:: Directions for this task ::
Give back the whole listing exactly as shown.

====

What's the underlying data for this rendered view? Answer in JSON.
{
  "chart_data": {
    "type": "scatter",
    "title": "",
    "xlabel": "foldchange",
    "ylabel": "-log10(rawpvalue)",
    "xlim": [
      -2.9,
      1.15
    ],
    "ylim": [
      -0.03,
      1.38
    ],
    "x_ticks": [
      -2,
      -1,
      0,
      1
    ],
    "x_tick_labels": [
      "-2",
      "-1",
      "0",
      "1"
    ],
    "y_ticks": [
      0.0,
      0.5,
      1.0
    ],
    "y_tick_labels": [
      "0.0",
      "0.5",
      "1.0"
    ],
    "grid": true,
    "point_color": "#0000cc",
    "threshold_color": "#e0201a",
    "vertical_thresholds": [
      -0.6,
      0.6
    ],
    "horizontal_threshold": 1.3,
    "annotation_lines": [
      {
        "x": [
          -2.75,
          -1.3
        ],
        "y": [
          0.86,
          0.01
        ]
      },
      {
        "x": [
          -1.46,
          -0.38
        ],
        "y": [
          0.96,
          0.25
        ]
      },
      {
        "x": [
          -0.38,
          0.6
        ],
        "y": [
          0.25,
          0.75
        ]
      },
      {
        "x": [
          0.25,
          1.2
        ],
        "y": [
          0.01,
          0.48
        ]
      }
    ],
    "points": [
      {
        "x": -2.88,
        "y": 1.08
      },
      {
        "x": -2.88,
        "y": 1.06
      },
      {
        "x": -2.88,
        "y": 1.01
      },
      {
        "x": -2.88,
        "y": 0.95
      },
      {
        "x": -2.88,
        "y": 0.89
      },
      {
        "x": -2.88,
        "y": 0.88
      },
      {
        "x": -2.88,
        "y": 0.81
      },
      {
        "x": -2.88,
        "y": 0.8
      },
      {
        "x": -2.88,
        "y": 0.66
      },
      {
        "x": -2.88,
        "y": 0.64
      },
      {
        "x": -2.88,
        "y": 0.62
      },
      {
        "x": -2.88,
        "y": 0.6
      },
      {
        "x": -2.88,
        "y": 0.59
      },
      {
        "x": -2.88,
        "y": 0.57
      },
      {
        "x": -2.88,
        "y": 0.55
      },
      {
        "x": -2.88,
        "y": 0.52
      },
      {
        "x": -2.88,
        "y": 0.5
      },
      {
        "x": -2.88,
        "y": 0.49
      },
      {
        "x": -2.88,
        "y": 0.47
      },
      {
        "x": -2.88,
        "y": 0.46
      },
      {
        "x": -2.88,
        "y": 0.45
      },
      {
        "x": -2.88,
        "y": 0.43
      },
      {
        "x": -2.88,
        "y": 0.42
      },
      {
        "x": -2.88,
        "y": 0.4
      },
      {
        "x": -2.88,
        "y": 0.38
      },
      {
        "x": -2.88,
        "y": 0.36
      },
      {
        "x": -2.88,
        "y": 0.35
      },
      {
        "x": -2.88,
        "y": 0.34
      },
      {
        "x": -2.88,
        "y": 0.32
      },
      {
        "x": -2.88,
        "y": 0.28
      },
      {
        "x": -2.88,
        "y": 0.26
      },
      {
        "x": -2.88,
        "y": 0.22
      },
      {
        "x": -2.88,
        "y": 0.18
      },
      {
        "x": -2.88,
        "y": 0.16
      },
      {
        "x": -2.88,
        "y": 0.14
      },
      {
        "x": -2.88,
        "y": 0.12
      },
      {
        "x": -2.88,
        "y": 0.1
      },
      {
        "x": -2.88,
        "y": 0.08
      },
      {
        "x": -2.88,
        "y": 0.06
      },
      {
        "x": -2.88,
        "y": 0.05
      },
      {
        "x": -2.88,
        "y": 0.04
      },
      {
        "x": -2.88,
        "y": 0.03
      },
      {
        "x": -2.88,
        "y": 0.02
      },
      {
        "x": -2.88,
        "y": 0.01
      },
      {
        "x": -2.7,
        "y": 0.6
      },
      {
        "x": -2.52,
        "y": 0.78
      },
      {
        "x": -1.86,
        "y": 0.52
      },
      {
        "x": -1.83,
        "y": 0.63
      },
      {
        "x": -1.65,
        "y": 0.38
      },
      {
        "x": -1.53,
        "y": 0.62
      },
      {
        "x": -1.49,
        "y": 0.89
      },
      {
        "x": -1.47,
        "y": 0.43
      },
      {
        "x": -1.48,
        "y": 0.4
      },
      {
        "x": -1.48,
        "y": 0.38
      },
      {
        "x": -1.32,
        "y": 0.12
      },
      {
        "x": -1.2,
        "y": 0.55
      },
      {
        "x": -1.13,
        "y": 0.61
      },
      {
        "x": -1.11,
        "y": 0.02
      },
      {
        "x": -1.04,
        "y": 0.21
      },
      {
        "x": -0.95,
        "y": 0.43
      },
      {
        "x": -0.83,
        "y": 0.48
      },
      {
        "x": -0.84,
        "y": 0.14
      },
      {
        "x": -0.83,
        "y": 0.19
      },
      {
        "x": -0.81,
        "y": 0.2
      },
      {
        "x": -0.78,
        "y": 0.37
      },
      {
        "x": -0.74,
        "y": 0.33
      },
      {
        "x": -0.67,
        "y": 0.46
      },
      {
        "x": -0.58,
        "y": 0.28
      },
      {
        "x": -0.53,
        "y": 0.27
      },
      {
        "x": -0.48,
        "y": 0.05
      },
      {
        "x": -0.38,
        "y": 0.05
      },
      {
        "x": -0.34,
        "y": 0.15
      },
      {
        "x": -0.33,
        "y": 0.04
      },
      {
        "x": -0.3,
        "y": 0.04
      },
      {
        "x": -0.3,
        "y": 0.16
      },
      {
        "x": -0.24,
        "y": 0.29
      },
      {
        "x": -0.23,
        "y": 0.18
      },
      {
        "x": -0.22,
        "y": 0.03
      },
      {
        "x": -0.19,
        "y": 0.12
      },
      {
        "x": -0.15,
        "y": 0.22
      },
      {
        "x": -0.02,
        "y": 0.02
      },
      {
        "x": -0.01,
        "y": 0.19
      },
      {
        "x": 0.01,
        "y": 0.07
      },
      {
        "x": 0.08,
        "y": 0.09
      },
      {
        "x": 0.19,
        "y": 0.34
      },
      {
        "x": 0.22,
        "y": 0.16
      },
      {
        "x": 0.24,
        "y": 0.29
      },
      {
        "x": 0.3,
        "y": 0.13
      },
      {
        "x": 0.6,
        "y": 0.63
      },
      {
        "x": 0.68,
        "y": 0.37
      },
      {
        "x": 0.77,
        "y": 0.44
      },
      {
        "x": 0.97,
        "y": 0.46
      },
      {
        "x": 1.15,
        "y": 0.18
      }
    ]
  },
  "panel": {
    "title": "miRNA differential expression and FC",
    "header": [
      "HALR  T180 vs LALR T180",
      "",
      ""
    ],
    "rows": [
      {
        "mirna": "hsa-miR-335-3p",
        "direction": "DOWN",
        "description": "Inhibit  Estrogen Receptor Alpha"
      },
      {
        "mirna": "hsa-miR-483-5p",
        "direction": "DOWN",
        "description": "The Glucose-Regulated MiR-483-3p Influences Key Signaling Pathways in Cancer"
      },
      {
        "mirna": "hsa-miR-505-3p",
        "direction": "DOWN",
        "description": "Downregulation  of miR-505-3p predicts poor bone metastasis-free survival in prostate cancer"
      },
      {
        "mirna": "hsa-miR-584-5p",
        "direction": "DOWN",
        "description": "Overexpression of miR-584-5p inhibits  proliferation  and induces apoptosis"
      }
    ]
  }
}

====

:: Solution for this exercise ::
What's the underlying data for this rendered view? Answer in JSON.
{
  "chart_data": {
    "type": "scatter",
    "title": "",
    "xlabel": "foldchange",
    "ylabel": "-log10(rawpvalue)",
    "xlim": [
      -2.9,
      1.15
    ],
    "ylim": [
      -0.03,
      1.38
    ],
    "x_ticks": [
      -2,
      -1,
      0,
      1
    ],
    "x_tick_labels": [
      "-2",
      "-1",
      "0",
      "1"
    ],
    "y_ticks": [
      0.0,
      0.5,
      1.0
    ],
    "y_tick_labels": [
      "0.0",
      "0.5",
      "1.0"
    ],
    "grid": true,
    "point_color": "#0000cc",
    "threshold_color": "#e0201a",
    "vertical_thresholds": [
      -0.6,
      0.6
    ],
    "horizontal_threshold": 1.3,
    "annotation_lines": [
      {
        "x": [
          -2.75,
          -1.3
        ],
        "y": [
          0.86,
          0.01
        ]
      },
      {
        "x": [
          -1.46,
          -0.38
        ],
        "y": [
          0.96,
          0.25
        ]
      },
      {
        "x": [
          -0.38,
          0.6
        ],
        "y": [
          0.25,
          0.75
        ]
      },
      {
        "x": [
          0.25,
          1.2
        ],
        "y": [
          0.01,
          0.48
        ]
      }
    ],
    "points": [
      {
        "x": -2.88,
        "y": 1.08
      },
      {
        "x": -2.88,
        "y": 1.06
      },
      {
        "x": -2.88,
        "y": 1.01
      },
      {
        "x": -2.88,
        "y": 0.95
      },
      {
        "x": -2.88,
        "y": 0.89
      },
      {
        "x": -2.88,
        "y": 0.88
      },
      {
        "x": -2.88,
        "y": 0.81
      },
      {
        "x": -2.88,
        "y": 0.8
      },
      {
        "x": -2.88,
        "y": 0.66
      },
      {
        "x": -2.88,
        "y": 0.64
      },
      {
        "x": -2.88,
        "y": 0.62
      },
      {
        "x": -2.88,
        "y": 0.6
      },
      {
        "x": -2.88,
        "y": 0.59
      },
      {
        "x": -2.88,
        "y": 0.57
      },
      {
        "x": -2.88,
        "y": 0.55
      },
      {
        "x": -2.88,
        "y": 0.52
      },
      {
        "x": -2.88,
        "y": 0.5
      },
      {
        "x": -2.88,
        "y": 0.49
      },
      {
        "x": -2.88,
        "y": 0.47
      },
      {
        "x": -2.88,
        "y": 0.46
      },
      {
        "x": -2.88,
        "y": 0.45
      },
      {
        "x": -2.88,
        "y": 0.43
      },
      {
        "x": -2.88,
        "y": 0.42
      },
      {
        "x": -2.88,
        "y": 0.4
      },
      {
        "x": -2.88,
        "y": 0.38
      },
      {
        "x": -2.88,
        "y": 0.36
      },
      {
        "x": -2.88,
        "y": 0.35
      },
      {
        "x": -2.88,
        "y": 0.34
      },
      {
        "x": -2.88,
        "y": 0.32
      },
      {
        "x": -2.88,
        "y": 0.28
      },
      {
        "x": -2.88,
        "y": 0.26
      },
      {
        "x": -2.88,
        "y": 0.22
      },
      {
        "x": -2.88,
        "y": 0.18
      },
      {
        "x": -2.88,
        "y": 0.16
      },
      {
        "x": -2.88,
        "y": 0.14
      },
      {
        "x": -2.88,
        "y": 0.12
      },
      {
        "x": -2.88,
        "y": 0.1
      },
      {
        "x": -2.88,
        "y": 0.08
      },
      {
        "x": -2.88,
        "y": 0.06
      },
      {
        "x": -2.88,
        "y": 0.05
      },
      {
        "x": -2.88,
        "y": 0.04
      },
      {
        "x": -2.88,
        "y": 0.03
      },
      {
        "x": -2.88,
        "y": 0.02
      },
      {
        "x": -2.88,
        "y": 0.01
      },
      {
        "x": -2.7,
        "y": 0.6
      },
      {
        "x": -2.52,
        "y": 0.78
      },
      {
        "x": -1.86,
        "y": 0.52
      },
      {
        "x": -1.83,
        "y": 0.63
      },
      {
        "x": -1.65,
        "y": 0.38
      },
      {
        "x": -1.53,
        "y": 0.62
      },
      {
        "x": -1.49,
        "y": 0.89
      },
      {
        "x": -1.47,
        "y": 0.43
      },
      {
        "x": -1.48,
        "y": 0.4
      },
      {
        "x": -1.48,
        "y": 0.38
      },
      {
        "x": -1.32,
        "y": 0.12
      },
      {
        "x": -1.2,
        "y": 0.55
      },
      {
        "x": -1.13,
        "y": 0.61
      },
      {
        "x": -1.11,
        "y": 0.02
      },
      {
        "x": -1.04,
        "y": 0.21
      },
      {
        "x": -0.95,
        "y": 0.43
      },
      {
        "x": -0.83,
        "y": 0.48
      },
      {
        "x": -0.84,
        "y": 0.14
      },
      {
        "x": -0.83,
        "y": 0.19
      },
      {
        "x": -0.81,
        "y": 0.2
      },
      {
        "x": -0.78,
        "y": 0.37
      },
      {
        "x": -0.74,
        "y": 0.33
      },
      {
        "x": -0.67,
        "y": 0.46
      },
      {
        "x": -0.58,
        "y": 0.28
      },
      {
        "x": -0.53,
        "y": 0.27
      },
      {
        "x": -0.48,
        "y": 0.05
      },
      {
        "x": -0.38,
        "y": 0.05
      },
      {
        "x": -0.34,
        "y": 0.15
      },
      {
        "x": -0.33,
        "y": 0.04
      },
      {
        "x": -0.3,
        "y": 0.04
      },
      {
        "x": -0.3,
        "y": 0.16
      },
      {
        "x": -0.24,
        "y": 0.29
      },
      {
        "x": -0.23,
        "y": 0.18
      },
      {
        "x": -0.22,
        "y": 0.03
      },
      {
        "x": -0.19,
        "y": 0.12
      },
      {
        "x": -0.15,
        "y": 0.22
      },
      {
        "x": -0.02,
        "y": 0.02
      },
      {
        "x": -0.01,
        "y": 0.19
      },
      {
        "x": 0.01,
        "y": 0.07
      },
      {
        "x": 0.08,
        "y": 0.09
      },
      {
        "x": 0.19,
        "y": 0.34
      },
      {
        "x": 0.22,
        "y": 0.16
      },
      {
        "x": 0.24,
        "y": 0.29
      },
      {
        "x": 0.3,
        "y": 0.13
      },
      {
        "x": 0.6,
        "y": 0.63
      },
      {
        "x": 0.68,
        "y": 0.37
      },
      {
        "x": 0.77,
        "y": 0.44
      },
      {
        "x": 0.97,
        "y": 0.46
      },
      {
        "x": 1.15,
        "y": 0.18
      }
    ]
  },
  "panel": {
    "title": "miRNA differential expression and FC",
    "header": [
      "HALR  T180 vs LALR T180",
      "",
      ""
    ],
    "rows": [
      {
        "mirna": "hsa-miR-335-3p",
        "direction": "DOWN",
        "description": "Inhibit  Estrogen Receptor Alpha"
      },
      {
        "mirna": "hsa-miR-483-5p",
        "direction": "DOWN",
        "description": "The Glucose-Regulated MiR-483-3p Influences Key Signaling Pathways in Cancer"
      },
      {
        "mirna": "hsa-miR-505-3p",
        "direction": "DOWN",
        "description": "Downregulation  of miR-505-3p predicts poor bone metastasis-free survival in prostate cancer"
      },
      {
        "mirna": "hsa-miR-584-5p",
        "direction": "DOWN",
        "description": "Overexpression of miR-584-5p inhibits  proliferation  and induces apoptosis"
      }
    ]
  }
}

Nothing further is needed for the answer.